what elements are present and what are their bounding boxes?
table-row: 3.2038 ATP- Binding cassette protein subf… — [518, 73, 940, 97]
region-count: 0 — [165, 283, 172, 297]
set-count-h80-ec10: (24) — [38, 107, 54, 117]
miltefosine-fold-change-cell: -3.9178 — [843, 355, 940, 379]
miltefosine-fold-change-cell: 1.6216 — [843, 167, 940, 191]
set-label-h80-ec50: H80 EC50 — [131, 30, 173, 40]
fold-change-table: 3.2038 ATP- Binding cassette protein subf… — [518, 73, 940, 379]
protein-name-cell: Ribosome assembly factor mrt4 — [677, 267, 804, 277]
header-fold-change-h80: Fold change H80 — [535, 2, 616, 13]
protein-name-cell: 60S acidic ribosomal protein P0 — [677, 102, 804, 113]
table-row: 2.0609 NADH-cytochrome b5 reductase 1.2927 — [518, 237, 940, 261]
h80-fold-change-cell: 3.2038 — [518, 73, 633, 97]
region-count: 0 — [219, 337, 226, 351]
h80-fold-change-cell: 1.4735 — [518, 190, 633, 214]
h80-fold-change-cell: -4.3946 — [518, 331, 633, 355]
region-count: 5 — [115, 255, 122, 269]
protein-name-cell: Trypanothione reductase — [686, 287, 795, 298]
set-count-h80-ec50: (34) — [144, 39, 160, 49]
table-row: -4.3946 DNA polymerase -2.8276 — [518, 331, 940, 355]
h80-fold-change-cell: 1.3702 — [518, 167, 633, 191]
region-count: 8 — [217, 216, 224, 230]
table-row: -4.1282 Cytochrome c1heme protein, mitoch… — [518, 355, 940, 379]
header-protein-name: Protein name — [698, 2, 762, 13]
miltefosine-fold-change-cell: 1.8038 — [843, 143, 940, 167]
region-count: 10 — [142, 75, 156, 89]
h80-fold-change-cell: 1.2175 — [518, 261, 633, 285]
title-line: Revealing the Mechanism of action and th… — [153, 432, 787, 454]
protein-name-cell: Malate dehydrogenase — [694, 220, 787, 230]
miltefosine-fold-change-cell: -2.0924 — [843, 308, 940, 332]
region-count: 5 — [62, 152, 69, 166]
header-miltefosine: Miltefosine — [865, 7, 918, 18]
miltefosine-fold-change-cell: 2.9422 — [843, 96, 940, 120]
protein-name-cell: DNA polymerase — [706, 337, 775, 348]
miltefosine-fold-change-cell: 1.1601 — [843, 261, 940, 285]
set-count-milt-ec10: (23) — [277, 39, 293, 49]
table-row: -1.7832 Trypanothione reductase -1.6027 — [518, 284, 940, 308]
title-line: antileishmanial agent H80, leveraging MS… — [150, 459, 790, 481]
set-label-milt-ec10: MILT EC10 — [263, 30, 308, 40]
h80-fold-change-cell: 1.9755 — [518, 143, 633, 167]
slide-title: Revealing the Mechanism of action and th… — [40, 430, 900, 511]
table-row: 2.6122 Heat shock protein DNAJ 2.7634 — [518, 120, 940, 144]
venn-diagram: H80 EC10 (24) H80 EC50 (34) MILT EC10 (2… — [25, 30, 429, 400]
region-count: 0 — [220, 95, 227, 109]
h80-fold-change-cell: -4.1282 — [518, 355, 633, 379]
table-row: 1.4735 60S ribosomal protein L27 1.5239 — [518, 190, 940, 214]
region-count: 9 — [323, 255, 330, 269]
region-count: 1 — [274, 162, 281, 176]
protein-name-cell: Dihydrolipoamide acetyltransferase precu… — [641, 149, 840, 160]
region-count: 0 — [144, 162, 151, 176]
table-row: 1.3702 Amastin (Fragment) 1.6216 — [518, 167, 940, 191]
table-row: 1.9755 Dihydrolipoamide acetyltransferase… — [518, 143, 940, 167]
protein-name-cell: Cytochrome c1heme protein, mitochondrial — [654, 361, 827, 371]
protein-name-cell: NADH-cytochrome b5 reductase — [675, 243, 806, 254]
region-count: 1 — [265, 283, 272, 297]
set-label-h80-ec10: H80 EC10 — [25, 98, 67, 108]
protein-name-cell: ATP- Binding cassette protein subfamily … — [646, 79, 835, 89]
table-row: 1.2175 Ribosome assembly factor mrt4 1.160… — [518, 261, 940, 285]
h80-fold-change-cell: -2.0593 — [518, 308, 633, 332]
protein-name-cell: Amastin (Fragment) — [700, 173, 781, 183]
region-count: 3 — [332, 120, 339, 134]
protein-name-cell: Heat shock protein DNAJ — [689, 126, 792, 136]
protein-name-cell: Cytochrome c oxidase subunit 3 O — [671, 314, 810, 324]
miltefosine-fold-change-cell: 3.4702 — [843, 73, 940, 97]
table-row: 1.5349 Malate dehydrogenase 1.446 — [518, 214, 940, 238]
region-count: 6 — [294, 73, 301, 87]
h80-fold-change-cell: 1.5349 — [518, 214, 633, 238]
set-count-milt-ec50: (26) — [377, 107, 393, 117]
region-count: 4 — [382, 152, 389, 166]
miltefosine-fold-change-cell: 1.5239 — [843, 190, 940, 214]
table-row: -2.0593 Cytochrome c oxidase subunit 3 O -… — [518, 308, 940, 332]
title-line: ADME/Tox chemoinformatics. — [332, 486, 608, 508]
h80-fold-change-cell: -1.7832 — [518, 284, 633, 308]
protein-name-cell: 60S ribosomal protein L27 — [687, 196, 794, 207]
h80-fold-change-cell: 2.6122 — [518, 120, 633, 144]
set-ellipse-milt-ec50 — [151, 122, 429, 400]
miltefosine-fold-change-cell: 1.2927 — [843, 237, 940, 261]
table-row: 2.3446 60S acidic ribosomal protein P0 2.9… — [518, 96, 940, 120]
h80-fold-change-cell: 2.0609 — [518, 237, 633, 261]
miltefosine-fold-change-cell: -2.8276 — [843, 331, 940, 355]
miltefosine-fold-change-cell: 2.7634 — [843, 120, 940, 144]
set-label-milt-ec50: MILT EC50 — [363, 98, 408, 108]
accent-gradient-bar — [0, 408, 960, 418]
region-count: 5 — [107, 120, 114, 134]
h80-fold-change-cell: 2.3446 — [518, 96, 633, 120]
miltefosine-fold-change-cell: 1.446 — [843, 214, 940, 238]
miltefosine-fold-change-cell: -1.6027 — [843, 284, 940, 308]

Exercise objective =>
The output must reproduce the whole listing without a single change.

Task result =>
what elements are present and what are their bounding boxes?
table-row: 3.2038 ATP- Binding cassette protein subf… — [518, 73, 940, 97]
region-count: 0 — [165, 283, 172, 297]
set-count-h80-ec10: (24) — [38, 107, 54, 117]
miltefosine-fold-change-cell: -3.9178 — [843, 355, 940, 379]
miltefosine-fold-change-cell: 1.6216 — [843, 167, 940, 191]
set-label-h80-ec50: H80 EC50 — [131, 30, 173, 40]
fold-change-table: 3.2038 ATP- Binding cassette protein subf… — [518, 73, 940, 379]
protein-name-cell: Ribosome assembly factor mrt4 — [677, 267, 804, 277]
header-fold-change-h80: Fold change H80 — [535, 2, 616, 13]
protein-name-cell: 60S acidic ribosomal protein P0 — [677, 102, 804, 113]
table-row: 2.0609 NADH-cytochrome b5 reductase 1.2927 — [518, 237, 940, 261]
h80-fold-change-cell: 3.2038 — [518, 73, 633, 97]
region-count: 0 — [219, 337, 226, 351]
h80-fold-change-cell: 1.4735 — [518, 190, 633, 214]
h80-fold-change-cell: -4.3946 — [518, 331, 633, 355]
region-count: 5 — [115, 255, 122, 269]
protein-name-cell: Trypanothione reductase — [686, 287, 795, 298]
set-count-h80-ec50: (34) — [144, 39, 160, 49]
table-row: -4.3946 DNA polymerase -2.8276 — [518, 331, 940, 355]
h80-fold-change-cell: 1.3702 — [518, 167, 633, 191]
region-count: 8 — [217, 216, 224, 230]
table-row: -4.1282 Cytochrome c1heme protein, mitoch… — [518, 355, 940, 379]
header-protein-name: Protein name — [698, 2, 762, 13]
miltefosine-fold-change-cell: 1.8038 — [843, 143, 940, 167]
region-count: 10 — [142, 75, 156, 89]
h80-fold-change-cell: 1.2175 — [518, 261, 633, 285]
title-line: Revealing the Mechanism of action and th… — [153, 432, 787, 454]
protein-name-cell: Malate dehydrogenase — [694, 220, 787, 230]
miltefosine-fold-change-cell: -2.0924 — [843, 308, 940, 332]
region-count: 5 — [62, 152, 69, 166]
header-miltefosine: Miltefosine — [865, 7, 918, 18]
miltefosine-fold-change-cell: 2.9422 — [843, 96, 940, 120]
protein-name-cell: DNA polymerase — [706, 337, 775, 348]
miltefosine-fold-change-cell: 1.1601 — [843, 261, 940, 285]
set-count-milt-ec10: (23) — [277, 39, 293, 49]
table-row: -1.7832 Trypanothione reductase -1.6027 — [518, 284, 940, 308]
title-line: antileishmanial agent H80, leveraging MS… — [150, 459, 790, 481]
set-label-milt-ec10: MILT EC10 — [263, 30, 308, 40]
h80-fold-change-cell: 1.9755 — [518, 143, 633, 167]
slide-title: Revealing the Mechanism of action and th… — [40, 430, 900, 511]
table-row: 2.6122 Heat shock protein DNAJ 2.7634 — [518, 120, 940, 144]
venn-diagram: H80 EC10 (24) H80 EC50 (34) MILT EC10 (2… — [25, 30, 429, 400]
region-count: 0 — [220, 95, 227, 109]
h80-fold-change-cell: -4.1282 — [518, 355, 633, 379]
table-row: 1.4735 60S ribosomal protein L27 1.5239 — [518, 190, 940, 214]
region-count: 9 — [323, 255, 330, 269]
region-count: 1 — [274, 162, 281, 176]
protein-name-cell: Dihydrolipoamide acetyltransferase precu… — [641, 149, 840, 160]
region-count: 0 — [144, 162, 151, 176]
table-row: 1.3702 Amastin (Fragment) 1.6216 — [518, 167, 940, 191]
table-row: 1.9755 Dihydrolipoamide acetyltransferase… — [518, 143, 940, 167]
protein-name-cell: Cytochrome c1heme protein, mitochondrial — [654, 361, 827, 371]
protein-name-cell: NADH-cytochrome b5 reductase — [675, 243, 806, 254]
region-count: 1 — [265, 283, 272, 297]
set-label-h80-ec10: H80 EC10 — [25, 98, 67, 108]
protein-name-cell: ATP- Binding cassette protein subfamily … — [646, 79, 835, 89]
table-row: 1.2175 Ribosome assembly factor mrt4 1.160… — [518, 261, 940, 285]
h80-fold-change-cell: -2.0593 — [518, 308, 633, 332]
protein-name-cell: Amastin (Fragment) — [700, 173, 781, 183]
region-count: 3 — [332, 120, 339, 134]
protein-name-cell: Heat shock protein DNAJ — [689, 126, 792, 136]
protein-name-cell: Cytochrome c oxidase subunit 3 O — [671, 314, 810, 324]
miltefosine-fold-change-cell: 3.4702 — [843, 73, 940, 97]
table-row: 1.5349 Malate dehydrogenase 1.446 — [518, 214, 940, 238]
region-count: 6 — [294, 73, 301, 87]
h80-fold-change-cell: 1.5349 — [518, 214, 633, 238]
set-count-milt-ec50: (26) — [377, 107, 393, 117]
region-count: 4 — [382, 152, 389, 166]
miltefosine-fold-change-cell: 1.5239 — [843, 190, 940, 214]
table-row: -2.0593 Cytochrome c oxidase subunit 3 O -… — [518, 308, 940, 332]
title-line: ADME/Tox chemoinformatics. — [332, 486, 608, 508]
h80-fold-change-cell: -1.7832 — [518, 284, 633, 308]
protein-name-cell: 60S ribosomal protein L27 — [687, 196, 794, 207]
h80-fold-change-cell: 2.6122 — [518, 120, 633, 144]
set-ellipse-milt-ec50 — [151, 122, 429, 400]
miltefosine-fold-change-cell: 1.2927 — [843, 237, 940, 261]
table-row: 2.3446 60S acidic ribosomal protein P0 2.9… — [518, 96, 940, 120]
h80-fold-change-cell: 2.0609 — [518, 237, 633, 261]
miltefosine-fold-change-cell: -2.8276 — [843, 331, 940, 355]
miltefosine-fold-change-cell: 2.7634 — [843, 120, 940, 144]
set-label-milt-ec50: MILT EC50 — [363, 98, 408, 108]
accent-gradient-bar — [0, 408, 960, 418]
region-count: 5 — [107, 120, 114, 134]
h80-fold-change-cell: 2.3446 — [518, 96, 633, 120]
miltefosine-fold-change-cell: 1.446 — [843, 214, 940, 238]
miltefosine-fold-change-cell: -1.6027 — [843, 284, 940, 308]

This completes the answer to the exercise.